• [Given task]:
Note each line of the listing that contains the string "kuhu", and copy it.

Part of a data file

## begin

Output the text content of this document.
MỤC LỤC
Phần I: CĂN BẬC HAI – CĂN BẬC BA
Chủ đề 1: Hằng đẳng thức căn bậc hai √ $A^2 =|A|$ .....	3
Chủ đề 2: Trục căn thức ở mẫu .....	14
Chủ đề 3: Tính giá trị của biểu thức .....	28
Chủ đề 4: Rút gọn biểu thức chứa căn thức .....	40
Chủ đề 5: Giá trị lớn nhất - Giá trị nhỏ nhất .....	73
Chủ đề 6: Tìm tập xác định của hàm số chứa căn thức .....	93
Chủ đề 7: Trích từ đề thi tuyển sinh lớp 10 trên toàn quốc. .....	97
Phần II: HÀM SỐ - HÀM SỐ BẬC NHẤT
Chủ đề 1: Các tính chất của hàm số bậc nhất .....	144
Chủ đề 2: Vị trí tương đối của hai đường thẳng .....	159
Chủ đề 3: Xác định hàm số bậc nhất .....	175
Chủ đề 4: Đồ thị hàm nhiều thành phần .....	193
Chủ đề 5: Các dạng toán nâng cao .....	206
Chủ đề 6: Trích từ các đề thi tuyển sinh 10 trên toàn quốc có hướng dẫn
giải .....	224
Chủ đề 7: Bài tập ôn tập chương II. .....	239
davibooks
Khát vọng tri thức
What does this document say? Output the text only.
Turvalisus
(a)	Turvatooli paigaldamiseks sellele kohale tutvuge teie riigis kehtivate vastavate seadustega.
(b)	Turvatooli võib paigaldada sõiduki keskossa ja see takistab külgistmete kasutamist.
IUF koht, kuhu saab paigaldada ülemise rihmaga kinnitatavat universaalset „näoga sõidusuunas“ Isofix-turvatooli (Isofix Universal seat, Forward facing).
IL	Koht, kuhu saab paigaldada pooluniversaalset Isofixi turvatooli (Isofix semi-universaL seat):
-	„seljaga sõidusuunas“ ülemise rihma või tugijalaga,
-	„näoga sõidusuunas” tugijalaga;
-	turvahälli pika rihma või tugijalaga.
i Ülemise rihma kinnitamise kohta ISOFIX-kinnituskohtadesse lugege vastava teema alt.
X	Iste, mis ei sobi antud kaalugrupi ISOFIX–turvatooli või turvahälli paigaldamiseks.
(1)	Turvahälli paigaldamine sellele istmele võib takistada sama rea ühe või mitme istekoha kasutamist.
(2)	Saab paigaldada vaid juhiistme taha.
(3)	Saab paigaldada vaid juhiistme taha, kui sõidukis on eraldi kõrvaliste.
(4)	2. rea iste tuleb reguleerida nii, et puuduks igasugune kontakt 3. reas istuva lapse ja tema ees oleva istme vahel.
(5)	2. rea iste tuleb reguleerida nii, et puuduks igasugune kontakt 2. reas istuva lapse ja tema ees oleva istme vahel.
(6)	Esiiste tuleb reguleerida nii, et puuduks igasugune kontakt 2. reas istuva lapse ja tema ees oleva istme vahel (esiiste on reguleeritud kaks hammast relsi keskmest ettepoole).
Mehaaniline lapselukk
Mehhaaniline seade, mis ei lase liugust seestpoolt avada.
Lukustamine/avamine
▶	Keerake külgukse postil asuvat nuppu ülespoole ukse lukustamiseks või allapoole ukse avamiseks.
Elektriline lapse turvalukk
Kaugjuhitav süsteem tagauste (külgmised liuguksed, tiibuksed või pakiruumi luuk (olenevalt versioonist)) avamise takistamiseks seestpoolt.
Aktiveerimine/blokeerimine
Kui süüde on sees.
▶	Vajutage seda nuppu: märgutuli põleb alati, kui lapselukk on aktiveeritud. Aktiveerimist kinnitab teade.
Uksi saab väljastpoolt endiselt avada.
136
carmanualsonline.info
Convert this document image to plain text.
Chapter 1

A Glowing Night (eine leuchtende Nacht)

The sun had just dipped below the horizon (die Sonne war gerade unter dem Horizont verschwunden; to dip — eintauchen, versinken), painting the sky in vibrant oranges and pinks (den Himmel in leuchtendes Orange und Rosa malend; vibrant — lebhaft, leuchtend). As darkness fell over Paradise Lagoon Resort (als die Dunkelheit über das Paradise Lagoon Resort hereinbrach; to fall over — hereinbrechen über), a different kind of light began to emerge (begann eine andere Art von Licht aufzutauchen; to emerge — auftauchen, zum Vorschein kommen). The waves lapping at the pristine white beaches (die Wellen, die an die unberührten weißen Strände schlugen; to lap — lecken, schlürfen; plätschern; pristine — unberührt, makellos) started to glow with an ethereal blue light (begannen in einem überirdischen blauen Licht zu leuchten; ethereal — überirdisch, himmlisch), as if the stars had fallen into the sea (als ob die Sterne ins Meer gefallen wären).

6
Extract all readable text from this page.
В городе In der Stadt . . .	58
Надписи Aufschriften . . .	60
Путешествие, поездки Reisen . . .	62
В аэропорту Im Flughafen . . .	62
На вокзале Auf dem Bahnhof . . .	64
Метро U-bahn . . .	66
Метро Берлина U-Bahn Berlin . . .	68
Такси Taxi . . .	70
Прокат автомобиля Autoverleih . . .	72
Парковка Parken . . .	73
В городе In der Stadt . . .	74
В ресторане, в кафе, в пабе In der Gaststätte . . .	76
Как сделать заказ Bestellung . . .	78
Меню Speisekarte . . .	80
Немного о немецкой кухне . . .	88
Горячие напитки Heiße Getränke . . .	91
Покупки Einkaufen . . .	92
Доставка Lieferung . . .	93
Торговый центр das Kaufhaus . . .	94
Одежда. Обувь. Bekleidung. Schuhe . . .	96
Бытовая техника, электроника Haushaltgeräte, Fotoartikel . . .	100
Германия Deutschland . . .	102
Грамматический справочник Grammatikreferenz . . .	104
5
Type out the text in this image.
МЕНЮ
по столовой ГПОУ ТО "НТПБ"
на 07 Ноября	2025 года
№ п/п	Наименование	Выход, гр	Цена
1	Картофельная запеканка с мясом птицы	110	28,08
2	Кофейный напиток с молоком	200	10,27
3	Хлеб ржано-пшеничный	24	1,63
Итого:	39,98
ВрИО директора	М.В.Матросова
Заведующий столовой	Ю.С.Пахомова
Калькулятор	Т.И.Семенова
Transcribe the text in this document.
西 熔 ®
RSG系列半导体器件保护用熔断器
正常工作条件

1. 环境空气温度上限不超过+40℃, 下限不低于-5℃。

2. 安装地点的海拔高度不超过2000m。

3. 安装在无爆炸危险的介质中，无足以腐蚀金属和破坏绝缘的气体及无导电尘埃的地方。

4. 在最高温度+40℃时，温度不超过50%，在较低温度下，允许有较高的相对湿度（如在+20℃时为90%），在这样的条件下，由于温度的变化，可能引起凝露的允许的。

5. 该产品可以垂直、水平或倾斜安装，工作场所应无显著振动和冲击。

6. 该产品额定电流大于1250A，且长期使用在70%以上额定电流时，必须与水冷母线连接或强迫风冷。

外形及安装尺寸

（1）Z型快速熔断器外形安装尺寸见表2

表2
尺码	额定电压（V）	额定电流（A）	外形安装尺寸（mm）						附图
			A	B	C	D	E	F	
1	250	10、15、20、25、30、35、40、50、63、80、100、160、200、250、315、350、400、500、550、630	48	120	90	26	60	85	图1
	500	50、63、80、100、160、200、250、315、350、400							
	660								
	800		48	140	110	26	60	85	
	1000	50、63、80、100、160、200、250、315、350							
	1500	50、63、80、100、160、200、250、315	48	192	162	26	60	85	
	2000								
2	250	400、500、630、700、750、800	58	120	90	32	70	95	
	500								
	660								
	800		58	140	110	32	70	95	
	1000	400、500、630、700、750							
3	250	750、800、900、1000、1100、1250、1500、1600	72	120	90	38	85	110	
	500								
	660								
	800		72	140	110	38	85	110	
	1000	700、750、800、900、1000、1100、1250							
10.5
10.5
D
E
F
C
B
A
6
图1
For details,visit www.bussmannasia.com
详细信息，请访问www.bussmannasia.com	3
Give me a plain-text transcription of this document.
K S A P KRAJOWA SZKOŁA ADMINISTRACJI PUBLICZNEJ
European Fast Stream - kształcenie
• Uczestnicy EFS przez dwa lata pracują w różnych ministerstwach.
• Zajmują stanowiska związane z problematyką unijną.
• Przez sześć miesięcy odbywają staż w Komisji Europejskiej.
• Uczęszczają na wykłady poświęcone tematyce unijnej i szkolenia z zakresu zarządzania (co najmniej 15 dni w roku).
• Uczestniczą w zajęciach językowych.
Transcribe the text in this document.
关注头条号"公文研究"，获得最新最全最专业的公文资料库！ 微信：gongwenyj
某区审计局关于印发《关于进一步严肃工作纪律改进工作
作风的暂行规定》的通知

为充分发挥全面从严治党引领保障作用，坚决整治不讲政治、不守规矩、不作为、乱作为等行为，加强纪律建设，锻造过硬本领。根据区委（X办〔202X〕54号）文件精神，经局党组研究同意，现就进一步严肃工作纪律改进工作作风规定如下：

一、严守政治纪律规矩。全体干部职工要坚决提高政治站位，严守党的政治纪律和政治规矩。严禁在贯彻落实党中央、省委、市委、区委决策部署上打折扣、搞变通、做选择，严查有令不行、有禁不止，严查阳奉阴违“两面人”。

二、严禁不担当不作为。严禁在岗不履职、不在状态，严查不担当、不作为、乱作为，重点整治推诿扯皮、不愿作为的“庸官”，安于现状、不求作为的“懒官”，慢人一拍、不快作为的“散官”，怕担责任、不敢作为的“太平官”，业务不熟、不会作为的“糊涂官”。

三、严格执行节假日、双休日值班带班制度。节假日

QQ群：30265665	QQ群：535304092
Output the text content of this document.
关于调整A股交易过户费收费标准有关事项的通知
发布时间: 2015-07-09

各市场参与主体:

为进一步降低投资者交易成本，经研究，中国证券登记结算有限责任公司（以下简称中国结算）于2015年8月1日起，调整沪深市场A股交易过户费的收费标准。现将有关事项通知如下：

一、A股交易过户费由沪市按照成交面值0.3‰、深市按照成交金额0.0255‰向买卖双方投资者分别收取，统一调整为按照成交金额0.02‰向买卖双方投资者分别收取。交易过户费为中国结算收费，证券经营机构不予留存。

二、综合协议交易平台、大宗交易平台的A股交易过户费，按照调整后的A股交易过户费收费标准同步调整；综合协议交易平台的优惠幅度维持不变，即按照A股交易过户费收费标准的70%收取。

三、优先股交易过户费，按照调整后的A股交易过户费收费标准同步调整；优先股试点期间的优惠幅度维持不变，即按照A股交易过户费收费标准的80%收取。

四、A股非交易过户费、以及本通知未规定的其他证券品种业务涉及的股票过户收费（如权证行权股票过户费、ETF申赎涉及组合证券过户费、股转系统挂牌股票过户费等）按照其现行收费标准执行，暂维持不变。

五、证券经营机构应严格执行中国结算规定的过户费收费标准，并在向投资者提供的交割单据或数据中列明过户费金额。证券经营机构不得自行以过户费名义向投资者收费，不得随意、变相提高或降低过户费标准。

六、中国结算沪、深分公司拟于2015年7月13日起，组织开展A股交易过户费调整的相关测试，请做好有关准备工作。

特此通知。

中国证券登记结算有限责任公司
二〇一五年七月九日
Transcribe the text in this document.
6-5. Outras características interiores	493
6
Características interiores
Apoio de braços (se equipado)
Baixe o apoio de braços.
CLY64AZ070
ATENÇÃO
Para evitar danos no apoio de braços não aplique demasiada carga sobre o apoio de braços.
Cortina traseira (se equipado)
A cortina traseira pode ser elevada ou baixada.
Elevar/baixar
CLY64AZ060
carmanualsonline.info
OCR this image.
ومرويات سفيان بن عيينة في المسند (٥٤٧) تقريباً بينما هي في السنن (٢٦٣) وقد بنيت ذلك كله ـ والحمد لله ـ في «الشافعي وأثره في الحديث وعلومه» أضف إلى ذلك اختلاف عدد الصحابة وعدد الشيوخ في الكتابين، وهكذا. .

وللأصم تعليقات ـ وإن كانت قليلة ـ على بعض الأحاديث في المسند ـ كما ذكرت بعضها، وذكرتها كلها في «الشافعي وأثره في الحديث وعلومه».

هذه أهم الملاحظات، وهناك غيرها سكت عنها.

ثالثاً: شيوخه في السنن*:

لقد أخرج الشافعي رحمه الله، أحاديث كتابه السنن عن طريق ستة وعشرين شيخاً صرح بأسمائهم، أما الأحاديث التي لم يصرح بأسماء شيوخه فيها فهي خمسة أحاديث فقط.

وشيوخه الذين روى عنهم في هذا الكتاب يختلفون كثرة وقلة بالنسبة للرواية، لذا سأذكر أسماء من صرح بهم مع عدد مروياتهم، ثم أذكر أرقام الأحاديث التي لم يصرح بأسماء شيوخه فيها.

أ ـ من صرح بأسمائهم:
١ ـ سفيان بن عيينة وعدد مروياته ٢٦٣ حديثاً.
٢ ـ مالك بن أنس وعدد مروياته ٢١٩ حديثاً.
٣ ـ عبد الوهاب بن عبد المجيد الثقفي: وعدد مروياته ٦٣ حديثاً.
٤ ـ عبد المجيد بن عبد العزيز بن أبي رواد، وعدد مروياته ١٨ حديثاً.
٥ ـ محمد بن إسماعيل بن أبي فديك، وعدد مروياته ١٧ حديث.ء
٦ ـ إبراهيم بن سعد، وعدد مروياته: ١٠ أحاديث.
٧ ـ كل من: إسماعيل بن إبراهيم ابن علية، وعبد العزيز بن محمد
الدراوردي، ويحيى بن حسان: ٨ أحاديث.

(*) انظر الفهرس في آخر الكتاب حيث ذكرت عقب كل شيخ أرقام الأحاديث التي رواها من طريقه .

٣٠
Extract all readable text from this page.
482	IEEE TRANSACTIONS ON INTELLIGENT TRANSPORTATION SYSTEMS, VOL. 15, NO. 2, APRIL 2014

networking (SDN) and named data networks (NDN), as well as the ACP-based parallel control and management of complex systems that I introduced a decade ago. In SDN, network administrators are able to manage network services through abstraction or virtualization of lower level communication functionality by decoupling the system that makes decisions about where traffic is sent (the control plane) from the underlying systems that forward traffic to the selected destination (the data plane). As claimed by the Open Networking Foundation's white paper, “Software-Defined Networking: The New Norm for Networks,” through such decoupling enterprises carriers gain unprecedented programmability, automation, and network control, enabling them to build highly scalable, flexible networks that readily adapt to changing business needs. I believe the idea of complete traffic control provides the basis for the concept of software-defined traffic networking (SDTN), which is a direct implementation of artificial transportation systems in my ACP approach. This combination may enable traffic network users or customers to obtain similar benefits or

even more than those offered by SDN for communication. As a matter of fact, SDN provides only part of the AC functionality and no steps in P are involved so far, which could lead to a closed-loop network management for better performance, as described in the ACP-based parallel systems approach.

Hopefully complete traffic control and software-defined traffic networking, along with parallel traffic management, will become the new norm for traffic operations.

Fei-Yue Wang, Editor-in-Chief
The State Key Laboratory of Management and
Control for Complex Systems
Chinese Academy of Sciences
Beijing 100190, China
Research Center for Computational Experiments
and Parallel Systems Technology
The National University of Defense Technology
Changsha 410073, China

## end

• [Exercise result]:
IUF koht, kuhu saab paigaldada ülemise rihmaga kinnitatavat universaalset „näoga sõidusuunas“ Isofix-turvatooli (Isofix Universal seat, Forward facing).
IL	Koht, kuhu saab paigaldada pooluniversaalset Isofixi turvatooli (Isofix semi-universaL seat):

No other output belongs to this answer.